§ **Fragmento del documento**

━━━━━━━━━━━━━━━━━━━━━━━━━━━━━━

Pensadlo. ¿No os gustaría participar en algo así?

Y, puestos a pensar en grupos y comunidades… ¿Cuánto tardará en unirse el documental y el periodismo de datos? (Algo que en otros países ya se está trabajando con pasión, y de lo que podemos ver una pequeña muestra en la web del lab, aunque aún no incorpore el hilo narrativo necesario y quede mucho por hacer).

EL IMPERIO DE LOS SENTIDOS
Sigamos. Estamos de acuerdo en que el usuario, si no está en el centro del producto, está muy cerca de él.
Esto es algo que apuntaron varios (¿todos?) los ponentes, aunque también se está convirtiendo en otra frase de moda que, paulatinamente, se vacía de sentido.
Y es que hubo un término que nadie mencionó y que sin embargo resulta imprescindible cuando hablamos de experiencia de usuario. Me refiero, claro, a AR (“Augmented Reality”). Pero… ¿qué es la realidad aumentada?

━━━━━━━━━━━━━━━━━━━━━━━━━━━━━━

§ **Datos mostrados**
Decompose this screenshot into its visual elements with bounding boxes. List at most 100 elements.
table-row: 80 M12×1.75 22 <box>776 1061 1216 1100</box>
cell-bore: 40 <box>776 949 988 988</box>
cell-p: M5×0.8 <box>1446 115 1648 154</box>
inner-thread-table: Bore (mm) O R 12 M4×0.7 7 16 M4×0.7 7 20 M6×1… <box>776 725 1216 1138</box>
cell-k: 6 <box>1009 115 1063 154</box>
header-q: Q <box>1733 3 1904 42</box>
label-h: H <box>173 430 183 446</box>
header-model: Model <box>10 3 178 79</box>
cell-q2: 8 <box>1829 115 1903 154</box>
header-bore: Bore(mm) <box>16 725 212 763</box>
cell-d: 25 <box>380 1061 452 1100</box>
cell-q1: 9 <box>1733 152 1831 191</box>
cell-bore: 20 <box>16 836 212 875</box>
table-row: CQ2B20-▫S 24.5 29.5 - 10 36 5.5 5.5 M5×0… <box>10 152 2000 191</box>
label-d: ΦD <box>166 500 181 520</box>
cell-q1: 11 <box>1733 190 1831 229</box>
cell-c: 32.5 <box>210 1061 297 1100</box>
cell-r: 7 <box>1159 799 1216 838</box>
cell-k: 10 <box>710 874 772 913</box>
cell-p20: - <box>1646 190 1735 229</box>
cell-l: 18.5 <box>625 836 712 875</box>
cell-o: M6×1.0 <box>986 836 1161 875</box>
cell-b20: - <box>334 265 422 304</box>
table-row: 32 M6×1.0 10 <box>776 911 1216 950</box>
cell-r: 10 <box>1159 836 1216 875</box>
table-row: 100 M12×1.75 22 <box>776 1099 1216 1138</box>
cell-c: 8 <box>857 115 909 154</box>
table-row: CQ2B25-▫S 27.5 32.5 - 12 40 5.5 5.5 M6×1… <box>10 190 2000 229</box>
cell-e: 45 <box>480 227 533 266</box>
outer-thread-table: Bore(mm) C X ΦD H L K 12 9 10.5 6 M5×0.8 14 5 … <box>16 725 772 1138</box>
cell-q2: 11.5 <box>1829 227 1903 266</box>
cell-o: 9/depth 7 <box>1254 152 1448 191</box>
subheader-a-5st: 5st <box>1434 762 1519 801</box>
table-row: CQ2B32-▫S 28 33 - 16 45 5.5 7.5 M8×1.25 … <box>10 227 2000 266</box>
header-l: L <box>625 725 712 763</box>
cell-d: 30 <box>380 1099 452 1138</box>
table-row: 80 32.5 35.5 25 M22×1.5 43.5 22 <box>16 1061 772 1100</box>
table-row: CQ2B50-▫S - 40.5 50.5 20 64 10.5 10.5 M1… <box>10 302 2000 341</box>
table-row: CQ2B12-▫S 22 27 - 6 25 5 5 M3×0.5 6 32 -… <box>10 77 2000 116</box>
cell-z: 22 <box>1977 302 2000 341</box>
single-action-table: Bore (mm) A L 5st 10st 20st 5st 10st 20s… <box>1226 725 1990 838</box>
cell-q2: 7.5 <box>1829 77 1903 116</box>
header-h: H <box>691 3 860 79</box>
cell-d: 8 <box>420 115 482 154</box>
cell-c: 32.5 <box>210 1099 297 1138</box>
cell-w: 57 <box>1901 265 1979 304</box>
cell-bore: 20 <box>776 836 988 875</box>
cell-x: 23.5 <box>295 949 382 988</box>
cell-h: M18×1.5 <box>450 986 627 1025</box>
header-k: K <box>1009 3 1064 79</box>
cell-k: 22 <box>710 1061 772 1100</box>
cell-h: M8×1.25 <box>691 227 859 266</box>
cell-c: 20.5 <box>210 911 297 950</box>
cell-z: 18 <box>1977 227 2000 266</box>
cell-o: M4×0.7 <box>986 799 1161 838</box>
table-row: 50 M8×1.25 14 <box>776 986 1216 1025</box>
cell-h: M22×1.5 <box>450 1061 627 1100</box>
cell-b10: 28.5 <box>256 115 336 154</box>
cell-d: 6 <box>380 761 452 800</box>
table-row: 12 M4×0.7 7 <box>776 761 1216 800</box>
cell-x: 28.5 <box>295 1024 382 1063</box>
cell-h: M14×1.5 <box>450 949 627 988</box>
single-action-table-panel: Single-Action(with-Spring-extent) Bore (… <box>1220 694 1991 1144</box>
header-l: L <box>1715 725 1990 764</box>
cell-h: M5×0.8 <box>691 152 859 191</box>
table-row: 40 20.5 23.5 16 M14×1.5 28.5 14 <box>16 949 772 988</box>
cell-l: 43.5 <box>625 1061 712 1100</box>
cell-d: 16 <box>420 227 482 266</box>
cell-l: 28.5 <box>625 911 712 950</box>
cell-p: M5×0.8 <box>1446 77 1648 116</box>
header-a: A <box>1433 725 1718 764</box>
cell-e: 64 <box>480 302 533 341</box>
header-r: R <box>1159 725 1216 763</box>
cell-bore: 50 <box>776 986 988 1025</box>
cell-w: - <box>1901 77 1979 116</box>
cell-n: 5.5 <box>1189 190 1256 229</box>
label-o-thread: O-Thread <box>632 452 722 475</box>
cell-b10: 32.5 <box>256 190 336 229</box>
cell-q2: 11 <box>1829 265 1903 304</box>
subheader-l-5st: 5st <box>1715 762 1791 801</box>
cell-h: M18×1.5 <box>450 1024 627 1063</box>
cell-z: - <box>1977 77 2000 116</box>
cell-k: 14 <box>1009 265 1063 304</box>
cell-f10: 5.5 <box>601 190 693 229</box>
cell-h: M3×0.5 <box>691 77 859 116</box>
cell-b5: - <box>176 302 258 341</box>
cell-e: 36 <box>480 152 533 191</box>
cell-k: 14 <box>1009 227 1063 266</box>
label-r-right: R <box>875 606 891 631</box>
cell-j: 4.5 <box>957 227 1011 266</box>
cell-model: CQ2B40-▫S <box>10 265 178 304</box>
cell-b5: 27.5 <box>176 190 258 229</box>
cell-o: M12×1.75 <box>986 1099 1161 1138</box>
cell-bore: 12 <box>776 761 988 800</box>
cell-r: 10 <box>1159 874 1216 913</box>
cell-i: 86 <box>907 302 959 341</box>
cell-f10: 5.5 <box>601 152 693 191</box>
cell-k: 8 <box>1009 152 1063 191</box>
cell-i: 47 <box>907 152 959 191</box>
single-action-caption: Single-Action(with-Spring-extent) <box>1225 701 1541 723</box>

━━━━━━━━━━━━━━━━━━━━━━━━━━━━━━

§ **Qué hacer**
Responde estas preguntas según el fragmento del documento:
1. ¿Qué dos cosas se pregunta el texto cuánto tardarán en unirse?
2. Según el apartado "EL IMPERIO DE LOS SENTIDOS", ¿dónde está el usuario respecto al producto?
3. ¿Qué término dice el texto que nadie mencionó?

§ **Respuesta escrita**
1. El documental y el periodismo de datos.
2. Si no está en el centro del producto, está muy cerca de él.
3. AR ("Augmented Reality"), es decir, la realidad aumentada.